▶ _Extract provided_
Background information
- Also known as: Cradle
- Origin: Detroit, Michigan, U.S.
- Genres: Garage rock
- Years active: 1964–1973
- Labels: Hideout; Mercury; Cradle Rocks;
- Past members: Suzi Quatro; Patti Quatro; Nancy Ball; Mary Lou Ball; Diane Baker; Arlene Quatro; Darline Arnone; Nancy Quatro; Pris Wenzell; Sherry Hammerlee; Eileen Biddlingmeier; Pami Benford; Nancy Rogers; Jerry Nolan; Lynne Serridge; Leigh Serridge;
- Website: quatrorock.com

= The Pleasure Seekers (band) =

American all-female rock band

The Pleasure Seekers was a 1964-founded, all-female rock band from Detroit, Michigan. The band morphed into Cradle, changing direction musically. They are known in large part due to the later prominence of band member Suzi Quatro.

==Name==
According to Suzi Quatro in her memoir Unzipped, the Quatro sisters searched a dictionary for a name for their band. Upon encountering "hedonist", they used the definition "pleasure seeker" to create the band's name.

==History==

===Biography===
During May 1964, the Pleasure Seekers were formed by Patti Quatro in Detroit, Michigan. The original lineup included lead singers Suzi Quatro and Patti Quatro, with Nancy Ball on drums, Mary Lou Ball on guitar, and Diane Baker on piano. Leo Fenn, the husband of sister Arlene Quatro, was the band's manager. Patti asked Dave Leone to give them a spot at his teen night club, The Hideout. He put them on stage two weeks later, and they soon became well known at the venue. They gained momentum in the burgeoning Detroit rock community, playing concerts and teen clubs with Ted Nugent, Bob Seger and others.

The band's first record was released on the Hideout Records label in 1965, when Suzi and Patti Quatro were 15 and 17 years old, respectively. Both sides of their first single, "Never Thought You'd Leave Me" b/w "What a Way to Die", have some prominence. The former is included on Highs in the Mid-Sixties, Volume 6, while the latter was covered by the Mummies in the B movie Blood Orgy of the Leather Girls (1988). Both songs, with lyrics by Dave Leone, are included on the compilation album Friday at the Hideout, a Hideout Records retrospective that charted regionally.

During early 1966, Sheryl "Sherry" Hammerlee joined the band on rhythm guitar and Arlene Quatro replaced Diane Baker on piano. In October that year Darline Arnone joined the band. Pami Benford also joined in August 1967, replacing Hammerlee.

In 1968, they became one of the earliest all-female rock bands to sign with a major label, Mercury Records. They released a second single, "Light of Love" b/w "Good Kind of Hurt", with both songs charting. The group matured into a dynamic show band and toured the US. Their show featured a Sgt. Pepper/Magical Mystery Tour revue, as well as a Motown sound revue. The show incorporated one of the earliest light shows.

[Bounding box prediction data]
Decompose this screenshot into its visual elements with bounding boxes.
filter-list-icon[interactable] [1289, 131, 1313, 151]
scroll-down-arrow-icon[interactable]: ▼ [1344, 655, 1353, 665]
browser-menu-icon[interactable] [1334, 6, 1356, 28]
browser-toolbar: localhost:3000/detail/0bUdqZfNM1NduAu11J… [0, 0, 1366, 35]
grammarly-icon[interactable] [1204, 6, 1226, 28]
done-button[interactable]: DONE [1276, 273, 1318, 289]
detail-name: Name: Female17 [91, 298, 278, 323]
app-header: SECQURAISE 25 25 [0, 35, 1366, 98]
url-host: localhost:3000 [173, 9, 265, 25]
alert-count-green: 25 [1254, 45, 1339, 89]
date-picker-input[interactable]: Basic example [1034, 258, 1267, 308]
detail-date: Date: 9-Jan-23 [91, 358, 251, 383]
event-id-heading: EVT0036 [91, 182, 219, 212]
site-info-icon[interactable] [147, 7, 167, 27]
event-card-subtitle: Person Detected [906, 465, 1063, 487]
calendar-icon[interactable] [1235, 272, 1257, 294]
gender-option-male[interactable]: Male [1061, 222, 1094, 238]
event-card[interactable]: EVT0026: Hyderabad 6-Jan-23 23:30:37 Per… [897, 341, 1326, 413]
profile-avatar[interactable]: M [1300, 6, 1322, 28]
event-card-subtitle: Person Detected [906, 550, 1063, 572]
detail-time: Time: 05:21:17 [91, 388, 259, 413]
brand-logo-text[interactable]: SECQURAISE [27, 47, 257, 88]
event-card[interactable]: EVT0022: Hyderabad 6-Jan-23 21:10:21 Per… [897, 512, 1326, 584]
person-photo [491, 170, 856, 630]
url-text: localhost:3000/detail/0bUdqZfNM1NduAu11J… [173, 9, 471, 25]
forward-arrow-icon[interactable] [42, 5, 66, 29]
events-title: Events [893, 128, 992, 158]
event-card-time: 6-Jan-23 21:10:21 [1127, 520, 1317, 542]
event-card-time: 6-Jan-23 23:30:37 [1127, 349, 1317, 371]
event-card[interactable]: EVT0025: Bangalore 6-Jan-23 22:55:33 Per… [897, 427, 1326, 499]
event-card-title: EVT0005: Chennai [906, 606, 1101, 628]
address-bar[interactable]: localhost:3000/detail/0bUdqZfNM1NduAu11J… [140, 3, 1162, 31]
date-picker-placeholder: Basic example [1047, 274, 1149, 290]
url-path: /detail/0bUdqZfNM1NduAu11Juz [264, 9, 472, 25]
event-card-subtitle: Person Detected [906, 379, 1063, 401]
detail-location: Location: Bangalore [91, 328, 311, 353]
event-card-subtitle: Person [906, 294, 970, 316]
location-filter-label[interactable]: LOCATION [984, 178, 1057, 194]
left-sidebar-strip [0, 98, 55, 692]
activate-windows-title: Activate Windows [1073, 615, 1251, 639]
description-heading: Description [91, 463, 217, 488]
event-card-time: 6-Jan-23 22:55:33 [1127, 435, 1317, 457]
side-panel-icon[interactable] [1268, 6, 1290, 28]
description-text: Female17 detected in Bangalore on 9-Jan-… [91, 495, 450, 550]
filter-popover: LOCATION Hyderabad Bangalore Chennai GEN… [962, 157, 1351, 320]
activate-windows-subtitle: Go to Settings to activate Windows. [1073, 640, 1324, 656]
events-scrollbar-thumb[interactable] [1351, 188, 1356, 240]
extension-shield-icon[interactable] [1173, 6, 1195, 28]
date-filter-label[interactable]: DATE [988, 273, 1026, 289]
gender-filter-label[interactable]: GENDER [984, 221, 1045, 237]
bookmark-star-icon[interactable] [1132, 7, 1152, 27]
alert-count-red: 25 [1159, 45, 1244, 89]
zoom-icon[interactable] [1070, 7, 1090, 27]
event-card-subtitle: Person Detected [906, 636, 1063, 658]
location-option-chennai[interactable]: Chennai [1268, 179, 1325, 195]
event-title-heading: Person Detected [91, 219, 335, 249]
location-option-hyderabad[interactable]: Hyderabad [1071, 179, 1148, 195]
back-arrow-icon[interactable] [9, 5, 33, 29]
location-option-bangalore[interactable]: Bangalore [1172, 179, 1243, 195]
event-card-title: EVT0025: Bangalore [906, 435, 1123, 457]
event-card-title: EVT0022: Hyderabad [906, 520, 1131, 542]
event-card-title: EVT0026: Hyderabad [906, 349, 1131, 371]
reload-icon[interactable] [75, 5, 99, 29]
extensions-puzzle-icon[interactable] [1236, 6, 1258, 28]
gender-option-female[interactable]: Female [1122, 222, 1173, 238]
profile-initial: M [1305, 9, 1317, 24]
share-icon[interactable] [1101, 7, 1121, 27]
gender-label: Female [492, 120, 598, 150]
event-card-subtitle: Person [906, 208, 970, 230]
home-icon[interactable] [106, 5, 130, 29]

▶ _Questions_
1. In the passage on the Pleasure Seekers, which major label did the band sign with in 1968?
2. Continue the passage on the Pleasure Seekers from its last sentence.
The listing has no connection to the passage on the Pleasure Seekers.

▶ _Expected outputs_
1. Mercury Records.

2.
===Cradle===

In 1969, the Pleasure Seekers morphed into Cradle, changing direction musically in writing heavier original material and touring the US. Arlene was now manager and sister Nancy Quatro (born 1953) had joined as vocalist and percussionist. The group toured vigorously, playing concerts and pop festivals throughout the US with popular bands of the day, ending with a tour of Vietnam. In 1971, Suzi was signed by producer Mickie Most to his RAK Records label, leaving for the UK and solo fame as Suzi Quatro. Jerry Nolan later of the New York Dolls drummed with the band in the months leading up to Suzi's departure. Patti continued with sister Nancy in Cradle, then joined brother Mike's MQ Jam Band, co-producing and recording an album, Look Deeply into the Mirror.

===Current===
The Quatro sisters have reunited for special TV and concert projects through the years, reminiscent of the early Pleasure Seekers days.

Patti currently runs Cradle Rocks Publishing with sister Nancy, and is involved in restoring the original, never released catalogue of Pleasure Seekers and Cradle music.

The History, a newly remastered album of music from Cradle was released in 2010.

What a Way to Die, a newly remastered album of music from the Pleasure Seekers was released in 2011.

==Personal life==
Arlene Quatro and Leo Fenn married and have a daughter, actress Sherilyn Fenn. Arlene left the music business, authoring a book on health and becoming involved in environmental issues.

Nancy Quatro turned to music management, forming N. Glass Management and managing the band Overscene.

In 1974, Patti (now Patti Ericson) joined Fanny, appearing on their Rock and Roll Survivors album and two singles, "I've Had It" and "Butter Boy", which reached No. 29 nationally. Patti left Fanny in 1975. She continued to pursue studio work on several albums, musical side projects and modeling.

Suzi Quatro became popular in Europe, enjoying a successful long-lasting music career. She sold over 55 million records and remains active as a touring and recording artist. She also branched out as a TV actress, stage actress, radio DJ and author. She appeared as Leather Tuscadero in the TV show Happy Days.

== Personnel ==
- Suzi Quatro – lead vocals, bass (1964–1969)
- Patti Quatro – lead guitar, backing vocals (1964–1969)
- Mary Lou Ball – rhythm guitar (1964–1966)
- Diane Baker – keyboards (1964–1965)
- Nancy Ball – drums (1964–1966)
- Pris Wensell – keyboards (1965)
- Arlene Quatro – keyboards (1966–1969)
- Eileen Biddlingmeier – rhythm guitar (1966–1967)
- Sheryl "Sherry" Hammerlee – rhythm guitar (1966)
- Pami Benford – rhythm guitar, bass (1967–1969)
- Darline Arnone – drums (1966–1968), also nicknamed "Thumper", the first female drummer sponsored by Slingerland
- Nancy Rogers – drums (1968–1969)

==Discography==

===Singles===
- "Never Thought You'd Leave Me" (1965), Hideout Records
- "Light of Love" (1968), Mercury Records

===Compilation albums===
- Highs in the Mid-Sixties, Volume 6 (1984), AIP Records – a picture of the Pleasure Seekers appears on the cover of the album.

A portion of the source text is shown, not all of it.